From the entries below, list each line with "screenshot".
──────── Materials provided
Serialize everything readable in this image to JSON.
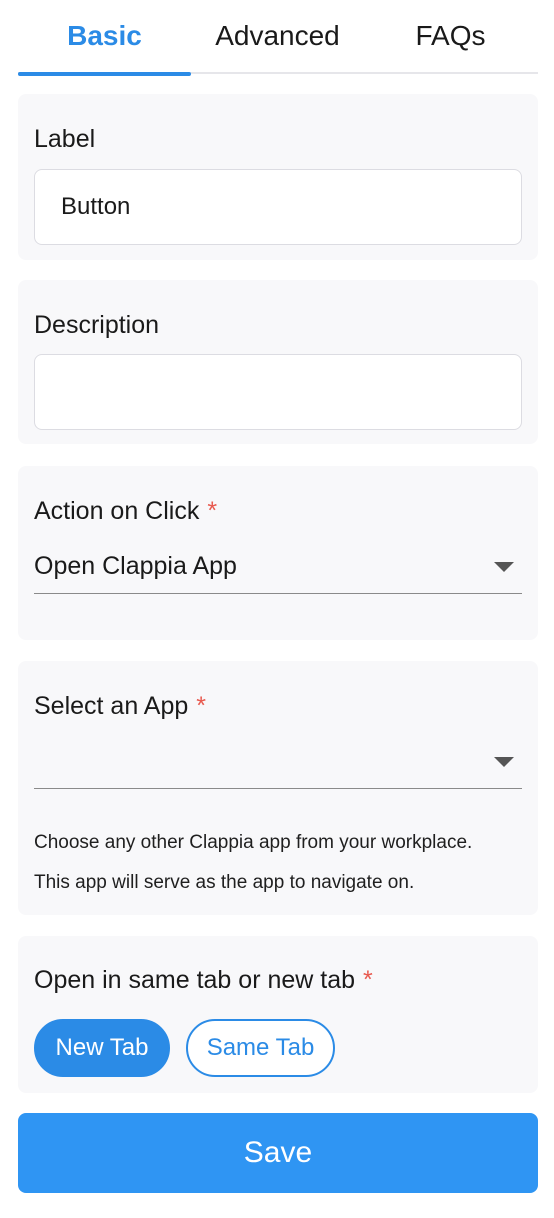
{
  "tabs": [
    {
      "label": "Basic",
      "active": true
    },
    {
      "label": "Advanced",
      "active": false
    },
    {
      "label": "FAQs",
      "active": false
    }
  ],
  "label_section": {
    "title": "Label",
    "value": "Button"
  },
  "description_section": {
    "title": "Description",
    "value": ""
  },
  "action_section": {
    "title": "Action on Click",
    "required": "*",
    "selected": "Open Clappia App",
    "icon": "chevron-down-icon"
  },
  "app_section": {
    "title": "Select an App",
    "required": "*",
    "selected": "",
    "icon": "chevron-down-icon",
    "helper_line1": "Choose any other Clappia app from your workplace.",
    "helper_line2": "This app will serve as the app to navigate on."
  },
  "tab_section": {
    "title": "Open in same tab or new tab",
    "required": "*",
    "options": [
      {
        "label": "New Tab",
        "selected": true
      },
      {
        "label": "Same Tab",
        "selected": false
      }
    ]
  },
  "save_label": "Save",
  "colors": {
    "accent": "#2b8be6",
    "required": "#e85a4f",
    "card_bg": "#f8f8fa"
  }
}
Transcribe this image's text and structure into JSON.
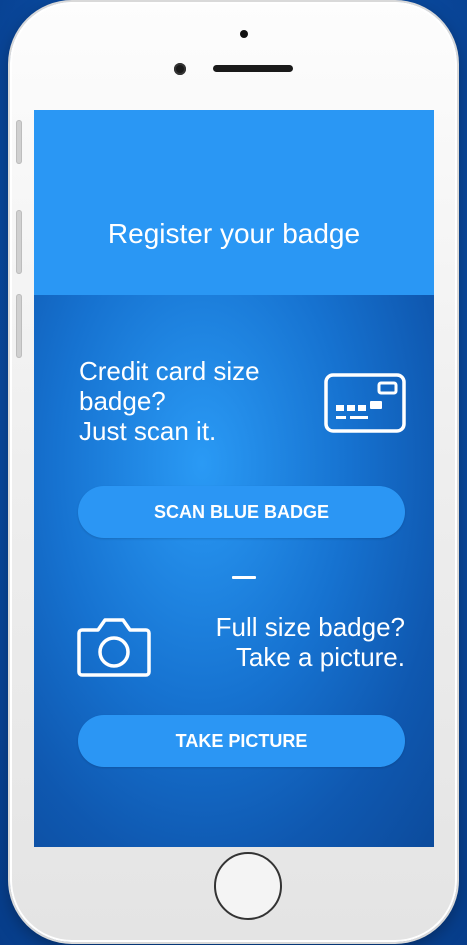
{
  "header": {
    "title": "Register your badge"
  },
  "scan_section": {
    "lines": [
      "Credit card size",
      "badge?",
      "Just scan it."
    ],
    "icon": "credit-card-icon",
    "button_label": "SCAN BLUE BADGE"
  },
  "picture_section": {
    "lines": [
      "Full size badge?",
      "Take a picture."
    ],
    "icon": "camera-icon",
    "button_label": "TAKE PICTURE"
  },
  "colors": {
    "header_blue": "#2a97f4",
    "button_blue": "#2b96f4",
    "background_blue": "#0b4fa8",
    "text": "#ffffff"
  }
}
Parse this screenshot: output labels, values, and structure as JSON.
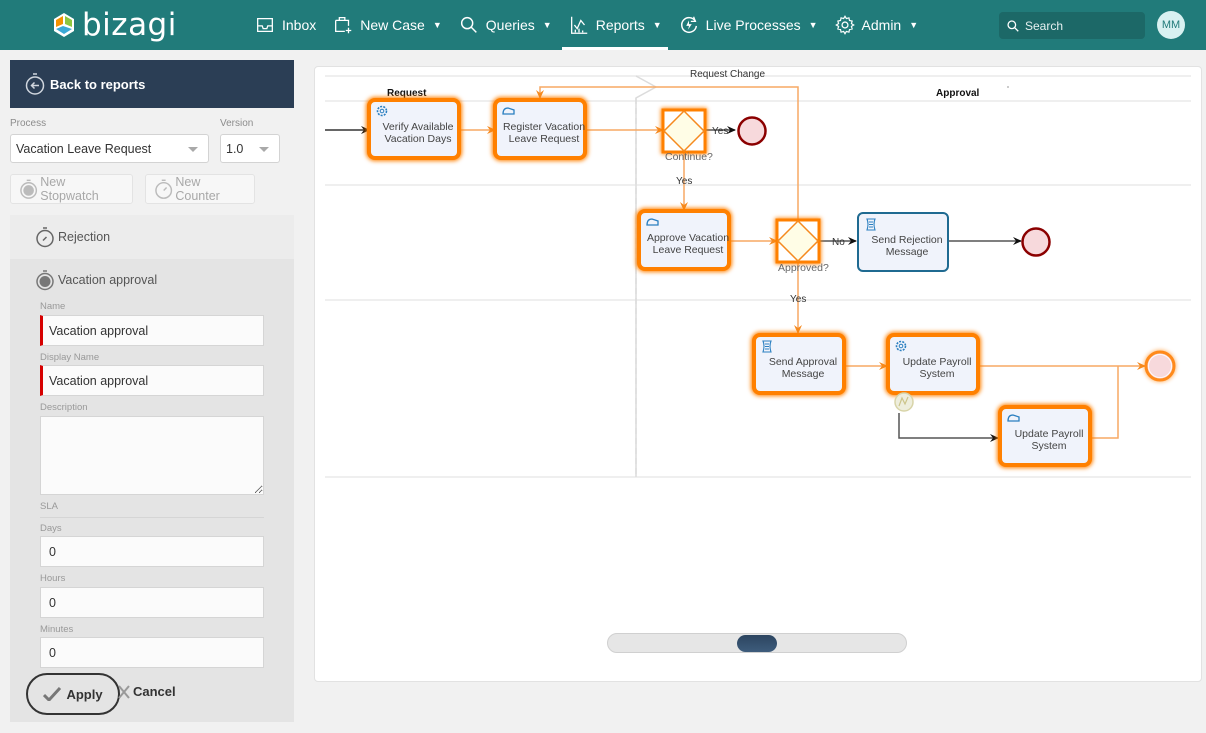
{
  "brand": {
    "name": "bizagi",
    "color": "#217b7a"
  },
  "nav": {
    "items": [
      {
        "label": "Inbox",
        "icon": "inbox-icon",
        "dropdown": false,
        "active": false
      },
      {
        "label": "New Case",
        "icon": "new-case-icon",
        "dropdown": true,
        "active": false
      },
      {
        "label": "Queries",
        "icon": "search-icon",
        "dropdown": true,
        "active": false
      },
      {
        "label": "Reports",
        "icon": "reports-chart-icon",
        "dropdown": true,
        "active": true
      },
      {
        "label": "Live Processes",
        "icon": "live-process-icon",
        "dropdown": true,
        "active": false
      },
      {
        "label": "Admin",
        "icon": "gear-icon",
        "dropdown": true,
        "active": false
      }
    ],
    "search_placeholder": "Search",
    "user_initials": "MM"
  },
  "left_panel": {
    "back_label": "Back to reports",
    "process_label": "Process",
    "process_value": "Vacation Leave Request",
    "version_label": "Version",
    "version_value": "1.0",
    "new_stopwatch_label": "New Stopwatch",
    "new_counter_label": "New Counter",
    "stopwatches": [
      {
        "name": "Rejection",
        "icon": "counter-icon",
        "selected": false
      },
      {
        "name": "Vacation approval",
        "icon": "stopwatch-icon",
        "selected": true
      }
    ],
    "form": {
      "name_label": "Name",
      "name_value": "Vacation approval",
      "display_name_label": "Display Name",
      "display_name_value": "Vacation approval",
      "description_label": "Description",
      "description_value": "",
      "sla_label": "SLA",
      "days_label": "Days",
      "days_value": "0",
      "hours_label": "Hours",
      "hours_value": "0",
      "minutes_label": "Minutes",
      "minutes_value": "0"
    },
    "apply_label": "Apply",
    "cancel_label": "Cancel"
  },
  "diagram": {
    "phases": [
      "Request",
      "Approval"
    ],
    "tasks": {
      "verify": "Verify Available|Vacation Days",
      "register": "Register Vacation|Leave Request",
      "approve": "Approve Vacation|Leave Request",
      "send_rejection": "Send Rejection|Message",
      "send_approval": "Send Approval|Message",
      "update_payroll_1": "Update Payroll|System",
      "update_payroll_2": "Update Payroll|System"
    },
    "gateways": {
      "continue": "Continue?",
      "approved": "Approved?"
    },
    "flow_labels": {
      "request_change": "Request Change",
      "yes_end": "Yes",
      "yes_continue": "Yes",
      "no": "No",
      "yes_approved": "Yes"
    },
    "highlight_color": "#ff8000",
    "zoom_level_fraction": 0.5
  }
}
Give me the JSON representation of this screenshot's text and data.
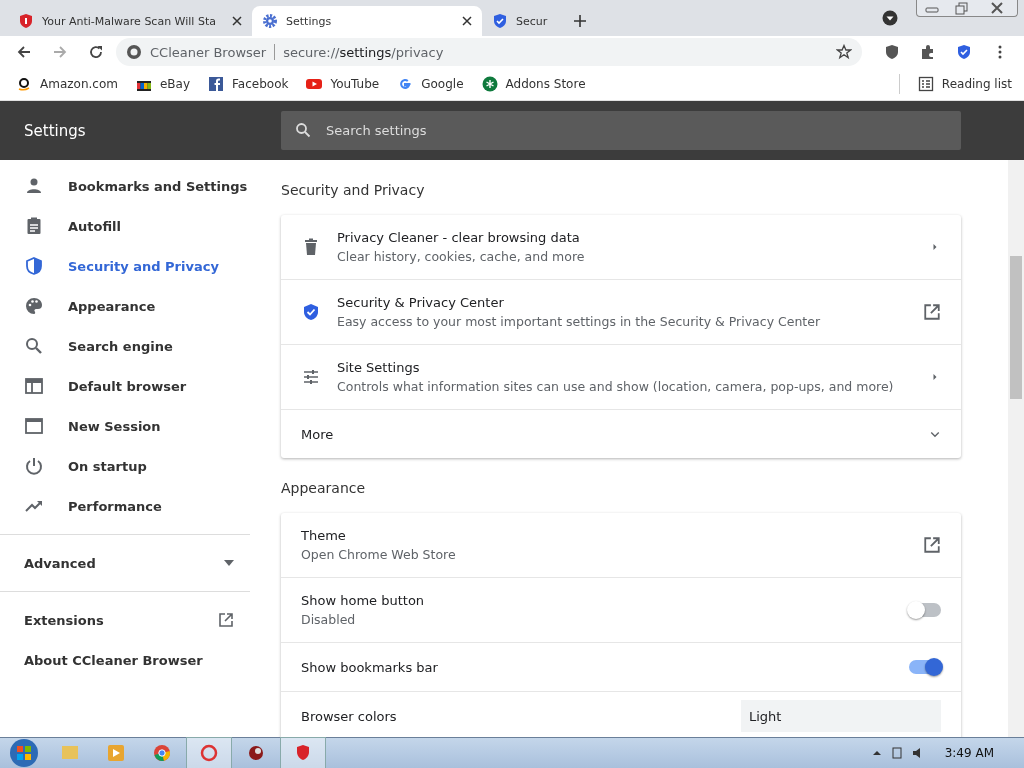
────────────────
▶ _Output for this task_:
Parse this screenshot: output labels, values, and structure as JSON.
Give me the JSON representation of this screenshot's text and data.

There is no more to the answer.